* READING TEXT
****************************************

I'd like more dresses for dudes, less genderlocked gear would be nice.
But mine often looks like a Pirate. I'd like a proper pirate hat for mages.
I get maybe the desire for certain styles of mages (nowt wrong with that), but I didn't think Scholar was particularly effeminate, they're military tacticians who empower and train with marines. And some of the skills have been reworked to look a little more 'tactical'. It seems the hang up is just over the faerie, but I thought having a chick hanging around with you all the time was pretty emasculating.
I can get maybe the magical-girl like twirling of White Mage & its flower power being effeminate and the AF of Astrologian (but other than that AST isn't really effeminate, or masculine, just fairly neutral).
A lot of this is understandable, I think. However, saying a job is "overdone" is a poor deterrent since that same phraseology could be applied to many different fantasy archetypes, like knights (PLD), priests (WHM), assassins (NIN) and wizards (BLM).
For starters, it's moot considering that regardless of an archetype's popularity, there will always be those who gravitate towards it; personal indifference does not indicate or negate others' fondness or excitement.
Further, while necromancy may be "overdone", the scope of its potential is so broad that each version can be a completely separate take while still containing the same general themes. Some variants focus on being micromanage-y swarm specialists, others on debuffing and throwing DoTs while one pet does the work, others on exploding corpses and throwing bones. In this case, the selection of healing and survivability spells fundamentally set it apart while still fitting within the theme.

****************************************

* THE DATA
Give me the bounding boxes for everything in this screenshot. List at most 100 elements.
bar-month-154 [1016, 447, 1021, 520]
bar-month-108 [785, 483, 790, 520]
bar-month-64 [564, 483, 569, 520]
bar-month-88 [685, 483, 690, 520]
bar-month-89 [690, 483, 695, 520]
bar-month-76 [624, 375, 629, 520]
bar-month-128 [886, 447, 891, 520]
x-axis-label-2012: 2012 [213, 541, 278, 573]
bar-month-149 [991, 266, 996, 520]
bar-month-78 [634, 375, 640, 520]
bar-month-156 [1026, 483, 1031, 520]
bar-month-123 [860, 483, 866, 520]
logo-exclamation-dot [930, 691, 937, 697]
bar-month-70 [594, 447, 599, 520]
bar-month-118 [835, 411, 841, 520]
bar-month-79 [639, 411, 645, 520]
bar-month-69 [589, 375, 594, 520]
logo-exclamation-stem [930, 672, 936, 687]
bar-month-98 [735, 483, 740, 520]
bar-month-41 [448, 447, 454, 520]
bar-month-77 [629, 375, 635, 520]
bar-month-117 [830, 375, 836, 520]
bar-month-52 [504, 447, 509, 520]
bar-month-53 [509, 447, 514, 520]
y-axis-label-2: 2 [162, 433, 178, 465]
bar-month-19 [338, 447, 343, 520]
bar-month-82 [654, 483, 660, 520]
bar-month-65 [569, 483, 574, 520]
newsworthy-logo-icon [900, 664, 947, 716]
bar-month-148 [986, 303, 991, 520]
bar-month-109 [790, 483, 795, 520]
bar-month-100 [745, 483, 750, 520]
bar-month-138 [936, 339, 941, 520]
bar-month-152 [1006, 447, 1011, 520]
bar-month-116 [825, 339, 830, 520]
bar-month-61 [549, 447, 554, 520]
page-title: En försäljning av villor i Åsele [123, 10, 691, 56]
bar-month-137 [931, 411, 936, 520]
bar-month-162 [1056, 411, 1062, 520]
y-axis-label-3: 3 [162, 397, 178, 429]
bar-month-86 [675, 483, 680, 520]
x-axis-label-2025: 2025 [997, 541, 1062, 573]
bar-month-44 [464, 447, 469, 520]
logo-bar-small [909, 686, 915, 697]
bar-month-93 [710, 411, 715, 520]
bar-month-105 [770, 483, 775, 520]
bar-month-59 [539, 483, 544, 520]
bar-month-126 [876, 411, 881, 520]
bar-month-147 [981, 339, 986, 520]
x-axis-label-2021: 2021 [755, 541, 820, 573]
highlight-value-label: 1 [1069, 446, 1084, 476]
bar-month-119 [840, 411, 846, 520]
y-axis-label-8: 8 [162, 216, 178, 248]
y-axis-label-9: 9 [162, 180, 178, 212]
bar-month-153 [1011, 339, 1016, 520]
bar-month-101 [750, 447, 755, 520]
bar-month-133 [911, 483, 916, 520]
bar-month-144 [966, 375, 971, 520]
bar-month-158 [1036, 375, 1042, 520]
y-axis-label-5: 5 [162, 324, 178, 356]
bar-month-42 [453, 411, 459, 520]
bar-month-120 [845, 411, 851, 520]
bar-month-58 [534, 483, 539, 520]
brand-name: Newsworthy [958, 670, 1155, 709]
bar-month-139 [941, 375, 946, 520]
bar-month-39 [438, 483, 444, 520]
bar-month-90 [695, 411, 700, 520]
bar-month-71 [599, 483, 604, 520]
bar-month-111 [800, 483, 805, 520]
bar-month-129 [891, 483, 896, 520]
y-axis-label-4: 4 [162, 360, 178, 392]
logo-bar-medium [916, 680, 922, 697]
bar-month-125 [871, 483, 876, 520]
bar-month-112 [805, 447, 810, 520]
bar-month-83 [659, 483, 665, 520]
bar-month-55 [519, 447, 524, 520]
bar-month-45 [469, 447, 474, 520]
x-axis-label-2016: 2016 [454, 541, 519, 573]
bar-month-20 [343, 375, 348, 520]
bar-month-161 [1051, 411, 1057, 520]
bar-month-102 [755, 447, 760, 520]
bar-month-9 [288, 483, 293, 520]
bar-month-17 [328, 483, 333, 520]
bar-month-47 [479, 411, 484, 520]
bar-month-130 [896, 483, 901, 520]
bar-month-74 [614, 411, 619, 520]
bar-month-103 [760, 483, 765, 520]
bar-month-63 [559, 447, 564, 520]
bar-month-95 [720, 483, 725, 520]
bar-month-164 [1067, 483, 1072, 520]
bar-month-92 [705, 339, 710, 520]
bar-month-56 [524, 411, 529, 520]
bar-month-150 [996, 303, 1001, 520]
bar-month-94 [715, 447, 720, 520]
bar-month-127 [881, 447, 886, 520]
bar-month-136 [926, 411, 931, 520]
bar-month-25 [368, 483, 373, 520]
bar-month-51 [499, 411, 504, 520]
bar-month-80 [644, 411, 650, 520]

****************************************

* ASSIGNED TASK A
List every fantasy archetype that the forum post on game job styles offers as another case where "overdone" could apply, with the abbreviation shown next to each.
* ASSIGNED TASK B
In the forum post on game job styles, copy out word for word everything from "I'd like more" down to "just fairly neutral).".

* OUTPUT A
knights (PLD), priests (WHM), assassins (NIN), wizards (BLM)

* OUTPUT B
I'd like more dresses for dudes, less genderlocked gear would be nice.
But mine often looks like a Pirate. I'd like a proper pirate hat for mages.
I get maybe the desire for certain styles of mages (nowt wrong with that), but I didn't think Scholar was particularly effeminate, they're military tacticians who empower and train with marines. And some of the skills have been reworked to look a little more 'tactical'. It seems the hang up is just over the faerie, but I thought having a chick hanging around with you all the time was pretty emasculating.
I can get maybe the magical-girl like twirling of White Mage & its flower power being effeminate and the AF of Astrologian (but other than that AST isn't really effeminate, or masculine, just fairly neutral).